WRITTEN PROBLEM:
Pull out every line with the word "دارد".
— START OF EXTRACTED RECORDS —
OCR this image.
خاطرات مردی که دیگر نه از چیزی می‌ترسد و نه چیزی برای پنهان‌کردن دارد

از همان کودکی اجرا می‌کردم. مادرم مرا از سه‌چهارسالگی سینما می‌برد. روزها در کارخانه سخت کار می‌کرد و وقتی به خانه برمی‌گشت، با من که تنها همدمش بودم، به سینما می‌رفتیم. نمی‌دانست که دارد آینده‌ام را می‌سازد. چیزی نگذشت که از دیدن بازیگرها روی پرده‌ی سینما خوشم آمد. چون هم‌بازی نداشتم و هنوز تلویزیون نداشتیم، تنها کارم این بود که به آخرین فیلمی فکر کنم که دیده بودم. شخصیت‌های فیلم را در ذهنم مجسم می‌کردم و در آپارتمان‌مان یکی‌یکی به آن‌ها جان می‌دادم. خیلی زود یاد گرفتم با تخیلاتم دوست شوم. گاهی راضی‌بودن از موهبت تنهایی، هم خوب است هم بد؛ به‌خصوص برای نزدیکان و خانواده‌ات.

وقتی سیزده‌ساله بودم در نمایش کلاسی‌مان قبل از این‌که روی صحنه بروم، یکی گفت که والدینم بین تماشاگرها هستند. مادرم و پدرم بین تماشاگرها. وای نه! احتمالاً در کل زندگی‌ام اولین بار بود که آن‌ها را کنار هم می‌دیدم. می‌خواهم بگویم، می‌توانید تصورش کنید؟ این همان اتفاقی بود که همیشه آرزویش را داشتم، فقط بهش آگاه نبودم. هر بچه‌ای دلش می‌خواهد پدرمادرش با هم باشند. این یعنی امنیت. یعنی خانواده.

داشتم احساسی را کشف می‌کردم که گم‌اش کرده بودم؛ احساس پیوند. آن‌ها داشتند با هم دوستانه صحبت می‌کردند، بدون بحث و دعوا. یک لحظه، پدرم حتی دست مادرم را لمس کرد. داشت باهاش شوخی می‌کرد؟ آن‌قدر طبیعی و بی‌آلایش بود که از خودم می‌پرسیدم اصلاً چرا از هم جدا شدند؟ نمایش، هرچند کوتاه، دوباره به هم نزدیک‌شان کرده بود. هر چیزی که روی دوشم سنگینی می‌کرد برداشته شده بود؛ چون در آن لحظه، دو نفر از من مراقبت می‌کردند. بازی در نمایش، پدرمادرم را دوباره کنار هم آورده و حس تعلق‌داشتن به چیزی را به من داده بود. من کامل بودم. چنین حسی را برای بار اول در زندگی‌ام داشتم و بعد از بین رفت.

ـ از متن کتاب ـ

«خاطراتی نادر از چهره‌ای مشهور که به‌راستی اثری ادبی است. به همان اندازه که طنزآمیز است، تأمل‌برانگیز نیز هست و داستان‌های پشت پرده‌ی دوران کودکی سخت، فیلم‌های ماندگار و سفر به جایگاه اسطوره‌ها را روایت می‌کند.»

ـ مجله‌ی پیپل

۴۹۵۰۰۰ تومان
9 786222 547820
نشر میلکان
— END OF EXTRACTED RECORDS —
EXERCISE SOLUTION:
خاطرات مردی که دیگر نه از چیزی می‌ترسد و نه چیزی برای پنهان‌کردن دارد
از همان کودکی اجرا می‌کردم. مادرم مرا از سه‌چهارسالگی سینما می‌برد. روزها در کارخانه سخت کار می‌کرد و وقتی به خانه برمی‌گشت، با من که تنها همدمش بودم، به سینما می‌رفتیم. نمی‌دانست که دارد آینده‌ام را می‌سازد. چیزی نگذشت که از دیدن بازیگرها روی پرده‌ی سینما خوشم آمد. چون هم‌بازی نداشتم و هنوز تلویزیون نداشتیم، تنها کارم این بود که به آخرین فیلمی فکر کنم که دیده بودم. شخصیت‌های فیلم را در ذهنم مجسم می‌کردم و در آپارتمان‌مان یکی‌یکی به آن‌ها جان می‌دادم. خیلی زود یاد گرفتم با تخیلاتم دوست شوم. گاهی راضی‌بودن از موهبت تنهایی، هم خوب است هم بد؛ به‌خصوص برای نزدیکان و خانواده‌ات.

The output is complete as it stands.